[Work to do]
Extract each line where the string "años" shows up.

[Input material]
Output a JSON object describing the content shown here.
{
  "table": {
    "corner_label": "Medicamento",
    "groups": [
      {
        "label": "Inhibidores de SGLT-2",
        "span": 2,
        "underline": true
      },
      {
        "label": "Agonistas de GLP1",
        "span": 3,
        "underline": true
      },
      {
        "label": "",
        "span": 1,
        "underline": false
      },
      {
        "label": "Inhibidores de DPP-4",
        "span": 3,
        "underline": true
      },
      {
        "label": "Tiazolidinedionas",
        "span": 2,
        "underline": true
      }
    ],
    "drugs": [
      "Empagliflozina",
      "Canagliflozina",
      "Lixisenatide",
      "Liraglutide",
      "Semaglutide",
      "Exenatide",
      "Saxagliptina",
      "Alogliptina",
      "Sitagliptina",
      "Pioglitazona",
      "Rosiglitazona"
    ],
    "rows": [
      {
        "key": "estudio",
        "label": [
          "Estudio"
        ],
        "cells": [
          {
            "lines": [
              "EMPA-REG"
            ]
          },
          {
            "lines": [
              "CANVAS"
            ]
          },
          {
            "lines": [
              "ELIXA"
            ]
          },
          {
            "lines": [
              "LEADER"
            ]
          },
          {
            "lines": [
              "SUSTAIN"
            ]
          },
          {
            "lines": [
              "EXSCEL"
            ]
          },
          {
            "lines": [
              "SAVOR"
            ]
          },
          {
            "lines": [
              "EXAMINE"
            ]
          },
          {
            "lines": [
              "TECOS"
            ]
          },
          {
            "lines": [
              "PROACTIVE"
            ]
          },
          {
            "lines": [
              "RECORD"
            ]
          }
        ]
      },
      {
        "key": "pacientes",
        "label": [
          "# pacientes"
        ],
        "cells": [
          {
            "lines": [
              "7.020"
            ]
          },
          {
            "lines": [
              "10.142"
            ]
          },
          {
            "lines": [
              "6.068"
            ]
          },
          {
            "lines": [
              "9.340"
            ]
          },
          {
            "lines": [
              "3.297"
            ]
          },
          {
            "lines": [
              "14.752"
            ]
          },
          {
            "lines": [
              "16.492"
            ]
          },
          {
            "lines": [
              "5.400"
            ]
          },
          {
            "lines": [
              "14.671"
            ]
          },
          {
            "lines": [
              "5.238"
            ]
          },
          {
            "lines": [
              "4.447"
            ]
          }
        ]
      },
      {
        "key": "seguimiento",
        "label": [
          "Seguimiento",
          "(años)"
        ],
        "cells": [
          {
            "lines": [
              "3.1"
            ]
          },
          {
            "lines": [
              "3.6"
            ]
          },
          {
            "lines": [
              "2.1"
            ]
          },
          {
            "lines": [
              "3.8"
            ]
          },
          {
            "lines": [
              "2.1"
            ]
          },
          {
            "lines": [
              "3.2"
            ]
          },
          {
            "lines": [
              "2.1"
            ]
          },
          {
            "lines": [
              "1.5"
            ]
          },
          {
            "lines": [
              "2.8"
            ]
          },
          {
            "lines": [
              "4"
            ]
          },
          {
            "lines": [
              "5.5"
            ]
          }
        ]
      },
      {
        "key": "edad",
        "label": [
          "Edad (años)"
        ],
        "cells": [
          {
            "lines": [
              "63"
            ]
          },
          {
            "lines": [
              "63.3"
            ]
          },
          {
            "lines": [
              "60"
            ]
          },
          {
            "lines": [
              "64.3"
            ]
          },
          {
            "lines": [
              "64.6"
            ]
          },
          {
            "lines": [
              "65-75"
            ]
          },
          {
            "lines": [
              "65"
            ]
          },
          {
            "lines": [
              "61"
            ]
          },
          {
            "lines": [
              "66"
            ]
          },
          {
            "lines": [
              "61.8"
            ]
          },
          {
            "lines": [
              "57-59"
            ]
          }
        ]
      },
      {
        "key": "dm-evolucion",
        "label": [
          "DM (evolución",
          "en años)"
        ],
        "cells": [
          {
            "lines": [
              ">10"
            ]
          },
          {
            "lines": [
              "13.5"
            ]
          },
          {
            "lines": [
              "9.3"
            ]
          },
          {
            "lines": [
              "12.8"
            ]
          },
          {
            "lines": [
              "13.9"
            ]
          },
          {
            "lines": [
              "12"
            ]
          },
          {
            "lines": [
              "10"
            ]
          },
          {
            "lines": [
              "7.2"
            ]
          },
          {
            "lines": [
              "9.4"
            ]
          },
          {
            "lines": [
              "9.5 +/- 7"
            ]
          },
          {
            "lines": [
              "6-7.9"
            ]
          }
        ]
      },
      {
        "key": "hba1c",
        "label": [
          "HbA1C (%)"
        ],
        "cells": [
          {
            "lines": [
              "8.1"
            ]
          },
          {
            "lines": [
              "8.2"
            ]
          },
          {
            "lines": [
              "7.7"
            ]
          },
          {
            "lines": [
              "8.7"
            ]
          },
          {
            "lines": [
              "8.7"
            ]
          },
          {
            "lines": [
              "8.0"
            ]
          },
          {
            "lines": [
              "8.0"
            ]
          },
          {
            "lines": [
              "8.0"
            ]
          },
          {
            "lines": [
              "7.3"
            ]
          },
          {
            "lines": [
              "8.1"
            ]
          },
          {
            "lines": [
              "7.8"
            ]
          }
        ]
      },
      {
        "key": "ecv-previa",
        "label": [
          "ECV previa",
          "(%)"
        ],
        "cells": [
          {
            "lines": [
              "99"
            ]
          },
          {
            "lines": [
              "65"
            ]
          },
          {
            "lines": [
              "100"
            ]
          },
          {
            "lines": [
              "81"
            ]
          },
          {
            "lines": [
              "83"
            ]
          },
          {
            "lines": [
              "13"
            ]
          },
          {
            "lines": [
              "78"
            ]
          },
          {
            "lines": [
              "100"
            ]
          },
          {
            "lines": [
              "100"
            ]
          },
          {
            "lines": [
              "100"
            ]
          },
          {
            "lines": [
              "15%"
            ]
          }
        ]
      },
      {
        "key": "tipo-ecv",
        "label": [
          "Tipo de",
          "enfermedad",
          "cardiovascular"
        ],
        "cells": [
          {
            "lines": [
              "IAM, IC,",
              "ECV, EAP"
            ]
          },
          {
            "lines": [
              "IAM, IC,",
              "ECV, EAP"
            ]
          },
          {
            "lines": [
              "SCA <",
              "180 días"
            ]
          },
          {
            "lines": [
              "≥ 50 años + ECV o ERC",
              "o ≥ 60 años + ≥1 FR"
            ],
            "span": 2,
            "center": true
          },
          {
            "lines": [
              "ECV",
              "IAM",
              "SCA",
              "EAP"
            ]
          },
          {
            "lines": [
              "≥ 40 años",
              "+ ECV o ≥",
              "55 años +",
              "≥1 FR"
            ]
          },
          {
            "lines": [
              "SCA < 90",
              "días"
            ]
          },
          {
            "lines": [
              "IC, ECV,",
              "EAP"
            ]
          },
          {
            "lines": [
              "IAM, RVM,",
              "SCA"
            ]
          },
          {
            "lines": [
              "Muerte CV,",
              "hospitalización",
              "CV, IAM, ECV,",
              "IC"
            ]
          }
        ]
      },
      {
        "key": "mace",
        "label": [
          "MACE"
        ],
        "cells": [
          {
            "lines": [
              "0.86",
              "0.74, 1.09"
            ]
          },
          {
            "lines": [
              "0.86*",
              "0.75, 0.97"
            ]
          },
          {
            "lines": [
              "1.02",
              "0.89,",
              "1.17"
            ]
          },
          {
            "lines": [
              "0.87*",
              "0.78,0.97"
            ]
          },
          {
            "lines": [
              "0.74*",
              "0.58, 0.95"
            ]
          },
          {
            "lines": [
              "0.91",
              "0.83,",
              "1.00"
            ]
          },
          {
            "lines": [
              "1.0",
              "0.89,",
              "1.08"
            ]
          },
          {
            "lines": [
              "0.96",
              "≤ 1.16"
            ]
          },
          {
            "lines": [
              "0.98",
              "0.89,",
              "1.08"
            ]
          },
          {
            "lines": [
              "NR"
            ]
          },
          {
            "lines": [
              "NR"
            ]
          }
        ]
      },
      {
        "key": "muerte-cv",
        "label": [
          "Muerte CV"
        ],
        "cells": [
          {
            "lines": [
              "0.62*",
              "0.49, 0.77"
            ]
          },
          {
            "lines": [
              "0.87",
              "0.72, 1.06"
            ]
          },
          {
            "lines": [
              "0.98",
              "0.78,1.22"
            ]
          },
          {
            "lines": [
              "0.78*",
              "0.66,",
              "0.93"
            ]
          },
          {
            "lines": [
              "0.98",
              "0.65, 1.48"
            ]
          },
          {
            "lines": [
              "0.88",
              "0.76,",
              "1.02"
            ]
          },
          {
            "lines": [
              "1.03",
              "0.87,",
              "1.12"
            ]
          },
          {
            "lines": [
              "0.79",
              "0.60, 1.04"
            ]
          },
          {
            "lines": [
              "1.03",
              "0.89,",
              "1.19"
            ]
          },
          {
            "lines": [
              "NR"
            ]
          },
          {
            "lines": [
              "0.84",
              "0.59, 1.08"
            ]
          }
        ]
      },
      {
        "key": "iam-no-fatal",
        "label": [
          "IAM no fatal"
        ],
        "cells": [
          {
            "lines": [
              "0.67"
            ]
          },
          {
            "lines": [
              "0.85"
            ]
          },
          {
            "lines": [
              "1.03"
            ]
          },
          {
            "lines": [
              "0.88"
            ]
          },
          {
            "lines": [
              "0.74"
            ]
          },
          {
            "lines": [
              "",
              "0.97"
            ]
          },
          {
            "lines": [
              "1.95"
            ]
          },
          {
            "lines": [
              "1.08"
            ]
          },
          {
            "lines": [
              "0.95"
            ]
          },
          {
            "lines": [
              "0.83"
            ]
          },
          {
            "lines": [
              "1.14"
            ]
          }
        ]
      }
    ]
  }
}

[Task solution]
          "(años)"
          "Edad (años)"
          "en años)"
              "≥ 50 años + ECV o ERC",
              "o ≥ 60 años + ≥1 FR"
              "≥ 40 años",
              "55 años +",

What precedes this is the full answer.